Entries supplied:
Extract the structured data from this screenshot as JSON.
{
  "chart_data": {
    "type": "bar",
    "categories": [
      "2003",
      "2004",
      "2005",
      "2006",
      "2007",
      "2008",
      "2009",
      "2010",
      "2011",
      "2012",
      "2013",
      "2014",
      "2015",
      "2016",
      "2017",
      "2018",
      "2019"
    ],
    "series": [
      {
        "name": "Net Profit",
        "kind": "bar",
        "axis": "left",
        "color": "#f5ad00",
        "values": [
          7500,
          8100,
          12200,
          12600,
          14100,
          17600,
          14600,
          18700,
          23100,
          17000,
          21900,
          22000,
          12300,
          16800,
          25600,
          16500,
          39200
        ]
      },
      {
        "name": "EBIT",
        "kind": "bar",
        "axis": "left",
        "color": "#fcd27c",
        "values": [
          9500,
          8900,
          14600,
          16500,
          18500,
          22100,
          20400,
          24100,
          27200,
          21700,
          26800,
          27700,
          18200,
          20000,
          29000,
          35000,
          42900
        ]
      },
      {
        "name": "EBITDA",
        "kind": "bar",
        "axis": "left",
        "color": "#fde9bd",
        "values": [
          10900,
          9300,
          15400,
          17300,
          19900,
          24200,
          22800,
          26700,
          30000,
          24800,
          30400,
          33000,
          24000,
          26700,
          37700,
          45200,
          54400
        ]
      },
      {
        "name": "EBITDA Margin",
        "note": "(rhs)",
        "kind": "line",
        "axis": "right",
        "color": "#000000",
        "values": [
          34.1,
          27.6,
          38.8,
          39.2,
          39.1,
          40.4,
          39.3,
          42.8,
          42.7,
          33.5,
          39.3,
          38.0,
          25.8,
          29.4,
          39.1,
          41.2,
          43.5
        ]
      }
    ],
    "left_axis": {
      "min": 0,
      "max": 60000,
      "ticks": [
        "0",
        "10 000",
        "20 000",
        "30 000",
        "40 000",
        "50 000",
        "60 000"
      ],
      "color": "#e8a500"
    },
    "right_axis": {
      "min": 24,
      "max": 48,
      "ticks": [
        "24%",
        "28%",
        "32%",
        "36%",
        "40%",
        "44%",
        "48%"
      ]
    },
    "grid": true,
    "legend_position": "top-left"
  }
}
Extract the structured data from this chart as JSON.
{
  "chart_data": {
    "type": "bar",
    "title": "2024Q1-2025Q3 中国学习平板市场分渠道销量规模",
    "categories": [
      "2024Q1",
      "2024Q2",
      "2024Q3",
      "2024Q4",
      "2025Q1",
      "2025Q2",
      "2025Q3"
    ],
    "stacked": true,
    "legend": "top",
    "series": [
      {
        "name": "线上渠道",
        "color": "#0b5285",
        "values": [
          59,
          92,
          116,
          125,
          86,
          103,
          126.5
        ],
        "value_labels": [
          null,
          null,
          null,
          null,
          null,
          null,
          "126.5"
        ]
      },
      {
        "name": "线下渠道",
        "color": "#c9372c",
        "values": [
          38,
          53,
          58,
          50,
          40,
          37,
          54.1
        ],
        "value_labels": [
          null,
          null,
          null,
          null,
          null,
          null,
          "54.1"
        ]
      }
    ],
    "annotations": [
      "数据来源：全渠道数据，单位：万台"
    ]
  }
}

--

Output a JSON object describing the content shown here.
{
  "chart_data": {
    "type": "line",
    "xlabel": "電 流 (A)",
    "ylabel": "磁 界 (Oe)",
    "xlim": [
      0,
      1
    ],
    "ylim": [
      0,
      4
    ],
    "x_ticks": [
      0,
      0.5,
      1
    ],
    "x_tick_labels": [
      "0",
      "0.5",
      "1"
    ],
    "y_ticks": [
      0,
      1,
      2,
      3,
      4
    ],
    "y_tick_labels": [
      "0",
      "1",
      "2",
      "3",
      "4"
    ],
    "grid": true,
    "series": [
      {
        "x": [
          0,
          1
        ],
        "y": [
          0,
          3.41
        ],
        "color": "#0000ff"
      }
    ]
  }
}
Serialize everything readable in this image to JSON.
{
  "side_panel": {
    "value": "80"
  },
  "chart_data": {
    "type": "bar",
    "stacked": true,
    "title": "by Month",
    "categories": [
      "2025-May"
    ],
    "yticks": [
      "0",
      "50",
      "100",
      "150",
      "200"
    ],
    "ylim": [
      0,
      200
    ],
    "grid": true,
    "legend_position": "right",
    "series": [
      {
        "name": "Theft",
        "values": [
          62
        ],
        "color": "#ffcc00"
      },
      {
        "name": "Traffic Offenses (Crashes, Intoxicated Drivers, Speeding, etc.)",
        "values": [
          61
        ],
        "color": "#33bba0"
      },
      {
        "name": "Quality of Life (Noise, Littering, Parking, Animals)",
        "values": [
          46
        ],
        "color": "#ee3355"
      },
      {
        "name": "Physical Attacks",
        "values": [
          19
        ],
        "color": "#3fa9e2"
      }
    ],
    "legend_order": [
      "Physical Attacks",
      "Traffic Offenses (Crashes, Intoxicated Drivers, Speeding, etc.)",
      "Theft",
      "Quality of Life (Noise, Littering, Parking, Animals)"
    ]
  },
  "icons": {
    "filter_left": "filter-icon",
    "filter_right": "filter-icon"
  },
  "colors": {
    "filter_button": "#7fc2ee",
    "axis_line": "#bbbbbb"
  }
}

Exercise: From the data, collect all lines where the string "Littering" appears.

Written answer:
        "name": "Quality of Life (Noise, Littering, Parking, Animals)",
      "Quality of Life (Noise, Littering, Parking, Animals)"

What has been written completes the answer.